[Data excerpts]
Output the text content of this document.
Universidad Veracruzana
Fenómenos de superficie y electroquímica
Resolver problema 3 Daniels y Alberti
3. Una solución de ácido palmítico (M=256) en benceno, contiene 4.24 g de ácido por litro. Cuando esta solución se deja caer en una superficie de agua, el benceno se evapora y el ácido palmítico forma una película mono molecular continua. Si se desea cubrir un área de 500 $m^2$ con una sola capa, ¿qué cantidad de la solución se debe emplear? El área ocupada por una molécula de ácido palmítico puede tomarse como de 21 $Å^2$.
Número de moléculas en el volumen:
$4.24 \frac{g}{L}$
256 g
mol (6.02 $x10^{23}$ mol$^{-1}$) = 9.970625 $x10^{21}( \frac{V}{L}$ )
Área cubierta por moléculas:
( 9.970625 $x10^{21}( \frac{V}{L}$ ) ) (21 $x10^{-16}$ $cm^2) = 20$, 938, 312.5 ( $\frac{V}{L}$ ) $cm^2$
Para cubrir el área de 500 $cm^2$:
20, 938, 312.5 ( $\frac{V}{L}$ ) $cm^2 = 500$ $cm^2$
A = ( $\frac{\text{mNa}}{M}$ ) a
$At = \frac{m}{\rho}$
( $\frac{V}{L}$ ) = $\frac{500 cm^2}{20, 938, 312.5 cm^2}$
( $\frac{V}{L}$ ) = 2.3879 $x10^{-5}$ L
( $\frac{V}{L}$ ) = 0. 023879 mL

...

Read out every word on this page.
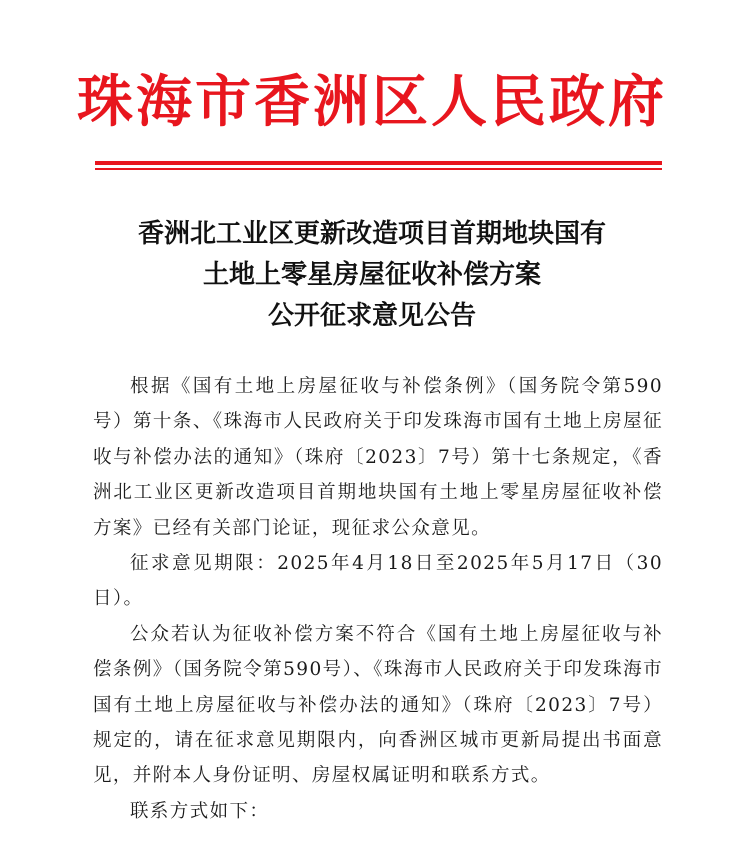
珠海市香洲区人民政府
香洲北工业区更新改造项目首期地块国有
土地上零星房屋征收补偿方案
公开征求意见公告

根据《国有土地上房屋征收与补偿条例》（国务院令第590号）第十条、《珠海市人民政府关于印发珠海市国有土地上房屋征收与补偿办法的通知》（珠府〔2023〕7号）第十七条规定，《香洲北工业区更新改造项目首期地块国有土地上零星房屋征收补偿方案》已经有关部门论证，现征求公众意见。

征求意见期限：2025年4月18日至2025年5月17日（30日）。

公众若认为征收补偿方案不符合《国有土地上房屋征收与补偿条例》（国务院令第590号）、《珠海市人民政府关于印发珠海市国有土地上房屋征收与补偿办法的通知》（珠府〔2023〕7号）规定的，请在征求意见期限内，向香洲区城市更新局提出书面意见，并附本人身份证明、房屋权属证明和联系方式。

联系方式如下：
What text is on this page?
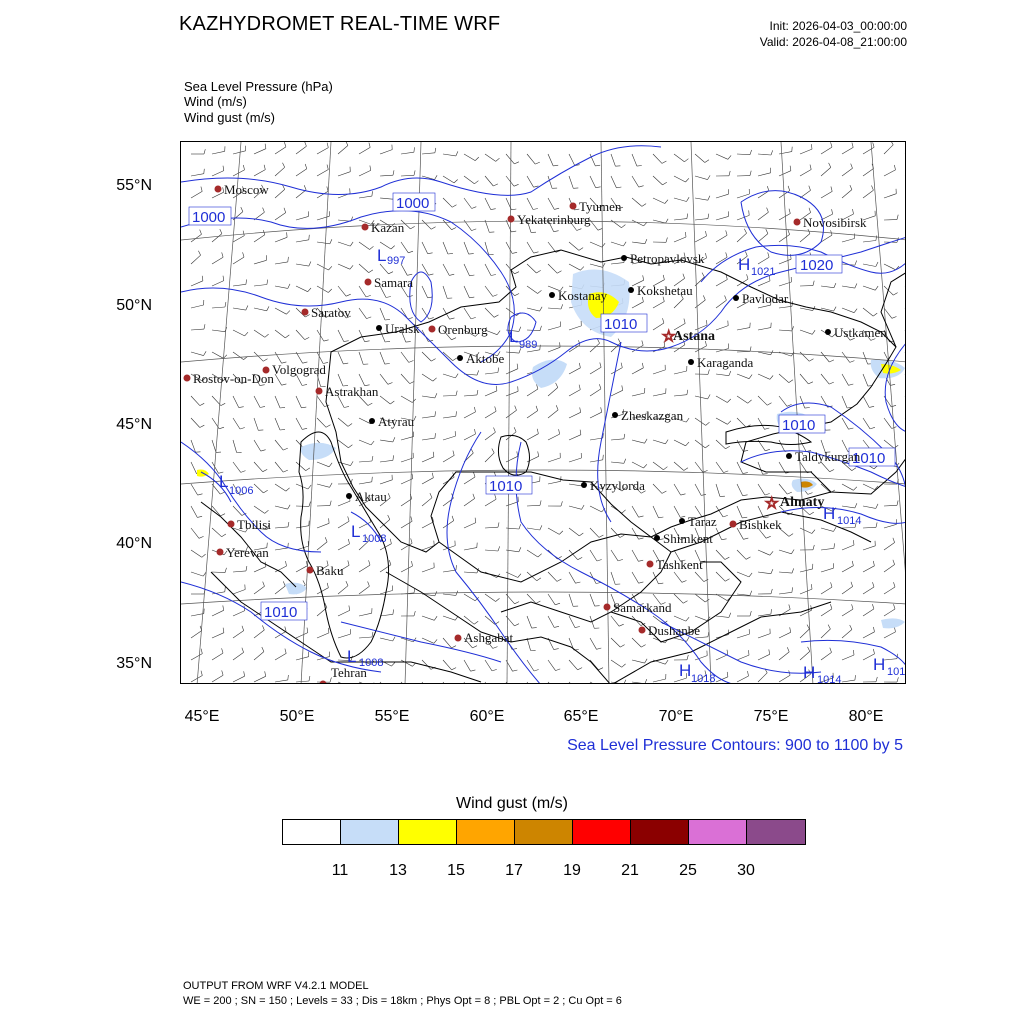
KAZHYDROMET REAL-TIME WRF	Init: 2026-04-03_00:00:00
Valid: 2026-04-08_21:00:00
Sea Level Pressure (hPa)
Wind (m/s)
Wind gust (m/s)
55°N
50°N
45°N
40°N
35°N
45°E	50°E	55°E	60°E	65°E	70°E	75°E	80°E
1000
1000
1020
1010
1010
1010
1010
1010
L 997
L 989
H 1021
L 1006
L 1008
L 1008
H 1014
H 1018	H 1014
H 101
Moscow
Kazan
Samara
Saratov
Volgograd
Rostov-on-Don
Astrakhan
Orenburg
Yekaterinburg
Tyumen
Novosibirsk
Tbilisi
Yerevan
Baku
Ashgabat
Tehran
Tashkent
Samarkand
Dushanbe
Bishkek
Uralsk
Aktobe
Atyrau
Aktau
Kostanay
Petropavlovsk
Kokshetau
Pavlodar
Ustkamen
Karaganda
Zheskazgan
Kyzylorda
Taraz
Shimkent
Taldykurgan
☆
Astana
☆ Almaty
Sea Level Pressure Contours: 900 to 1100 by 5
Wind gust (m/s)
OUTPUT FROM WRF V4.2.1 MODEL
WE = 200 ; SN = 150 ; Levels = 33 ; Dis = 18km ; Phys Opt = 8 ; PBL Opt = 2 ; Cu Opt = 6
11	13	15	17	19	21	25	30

...

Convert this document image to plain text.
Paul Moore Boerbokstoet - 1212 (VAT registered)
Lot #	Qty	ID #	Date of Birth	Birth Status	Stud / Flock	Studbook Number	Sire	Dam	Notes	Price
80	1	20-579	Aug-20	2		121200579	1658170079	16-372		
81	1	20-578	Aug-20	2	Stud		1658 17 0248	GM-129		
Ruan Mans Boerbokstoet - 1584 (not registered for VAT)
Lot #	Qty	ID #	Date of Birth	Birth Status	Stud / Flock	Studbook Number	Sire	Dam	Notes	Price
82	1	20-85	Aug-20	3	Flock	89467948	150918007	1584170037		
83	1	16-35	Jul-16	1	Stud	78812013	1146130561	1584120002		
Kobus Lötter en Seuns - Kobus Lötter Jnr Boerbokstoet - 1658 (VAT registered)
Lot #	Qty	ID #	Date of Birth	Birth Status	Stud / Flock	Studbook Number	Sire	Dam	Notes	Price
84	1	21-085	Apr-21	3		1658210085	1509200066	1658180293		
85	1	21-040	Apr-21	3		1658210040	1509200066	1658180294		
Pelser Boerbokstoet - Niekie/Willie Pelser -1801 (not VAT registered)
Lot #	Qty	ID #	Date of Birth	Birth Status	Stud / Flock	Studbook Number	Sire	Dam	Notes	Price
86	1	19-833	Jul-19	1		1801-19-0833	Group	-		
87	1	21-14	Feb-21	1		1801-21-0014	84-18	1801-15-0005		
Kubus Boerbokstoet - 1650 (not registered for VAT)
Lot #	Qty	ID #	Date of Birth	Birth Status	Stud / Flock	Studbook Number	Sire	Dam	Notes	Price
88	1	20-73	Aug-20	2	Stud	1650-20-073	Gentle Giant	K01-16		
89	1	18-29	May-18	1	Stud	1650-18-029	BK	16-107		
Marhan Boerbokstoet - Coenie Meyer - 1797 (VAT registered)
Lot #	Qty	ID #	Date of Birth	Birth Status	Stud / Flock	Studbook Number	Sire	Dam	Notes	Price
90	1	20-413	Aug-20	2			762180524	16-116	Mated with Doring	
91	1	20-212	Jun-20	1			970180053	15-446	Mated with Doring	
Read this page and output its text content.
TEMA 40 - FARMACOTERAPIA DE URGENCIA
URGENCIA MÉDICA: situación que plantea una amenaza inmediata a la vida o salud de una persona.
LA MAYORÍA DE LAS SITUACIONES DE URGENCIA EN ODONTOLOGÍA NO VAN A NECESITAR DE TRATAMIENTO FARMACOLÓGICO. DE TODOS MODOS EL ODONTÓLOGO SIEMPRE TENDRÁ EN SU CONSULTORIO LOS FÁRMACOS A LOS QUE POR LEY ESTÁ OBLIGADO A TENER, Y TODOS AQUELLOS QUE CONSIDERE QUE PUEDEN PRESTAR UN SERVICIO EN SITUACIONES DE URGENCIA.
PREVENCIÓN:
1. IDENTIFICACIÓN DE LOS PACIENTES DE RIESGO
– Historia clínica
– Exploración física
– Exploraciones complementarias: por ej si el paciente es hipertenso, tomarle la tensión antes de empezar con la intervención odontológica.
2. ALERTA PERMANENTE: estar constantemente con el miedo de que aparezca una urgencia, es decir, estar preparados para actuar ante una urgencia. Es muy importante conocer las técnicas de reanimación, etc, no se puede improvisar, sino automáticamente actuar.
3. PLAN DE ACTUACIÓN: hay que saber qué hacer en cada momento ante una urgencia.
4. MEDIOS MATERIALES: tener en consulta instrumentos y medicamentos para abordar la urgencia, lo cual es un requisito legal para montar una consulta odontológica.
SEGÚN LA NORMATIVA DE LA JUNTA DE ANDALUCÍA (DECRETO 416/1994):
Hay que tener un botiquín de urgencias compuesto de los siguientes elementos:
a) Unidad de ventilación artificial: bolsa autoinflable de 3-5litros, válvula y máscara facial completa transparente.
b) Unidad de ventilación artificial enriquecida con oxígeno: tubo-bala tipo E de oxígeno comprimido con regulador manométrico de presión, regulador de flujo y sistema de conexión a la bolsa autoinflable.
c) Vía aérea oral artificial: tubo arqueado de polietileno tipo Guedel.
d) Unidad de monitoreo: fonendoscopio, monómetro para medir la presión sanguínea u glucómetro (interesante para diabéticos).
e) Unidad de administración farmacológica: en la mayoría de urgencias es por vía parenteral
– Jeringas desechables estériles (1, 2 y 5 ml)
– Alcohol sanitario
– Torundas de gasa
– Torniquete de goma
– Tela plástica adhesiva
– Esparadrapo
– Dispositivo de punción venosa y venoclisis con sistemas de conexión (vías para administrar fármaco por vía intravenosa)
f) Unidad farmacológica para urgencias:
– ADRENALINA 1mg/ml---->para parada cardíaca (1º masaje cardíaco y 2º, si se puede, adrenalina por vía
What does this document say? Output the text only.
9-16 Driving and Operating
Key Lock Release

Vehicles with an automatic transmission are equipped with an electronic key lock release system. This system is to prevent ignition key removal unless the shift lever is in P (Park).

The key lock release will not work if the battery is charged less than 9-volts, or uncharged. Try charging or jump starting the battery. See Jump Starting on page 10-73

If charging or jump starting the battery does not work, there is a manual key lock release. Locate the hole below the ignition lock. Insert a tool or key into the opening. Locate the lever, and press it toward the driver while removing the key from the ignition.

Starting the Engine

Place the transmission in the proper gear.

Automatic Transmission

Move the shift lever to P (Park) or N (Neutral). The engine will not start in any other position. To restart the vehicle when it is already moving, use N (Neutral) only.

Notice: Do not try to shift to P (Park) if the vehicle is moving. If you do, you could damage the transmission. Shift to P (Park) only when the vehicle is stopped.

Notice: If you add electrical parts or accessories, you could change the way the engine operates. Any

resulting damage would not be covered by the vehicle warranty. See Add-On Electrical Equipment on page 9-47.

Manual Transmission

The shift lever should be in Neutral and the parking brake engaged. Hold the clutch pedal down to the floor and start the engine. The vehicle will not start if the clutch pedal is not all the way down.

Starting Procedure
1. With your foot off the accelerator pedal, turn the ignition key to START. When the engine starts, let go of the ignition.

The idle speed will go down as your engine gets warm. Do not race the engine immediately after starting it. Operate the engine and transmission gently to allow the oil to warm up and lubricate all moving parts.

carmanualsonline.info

## Request
Gather up the lines that contain the word "your".

## Output of the exercise
1. With your foot off the accelerator pedal, turn the ignition key to START. When the engine starts, let go of the ignition.
The idle speed will go down as your engine gets warm. Do not race the engine immediately after starting it. Operate the engine and transmission gently to allow the oil to warm up and lubricate all moving parts.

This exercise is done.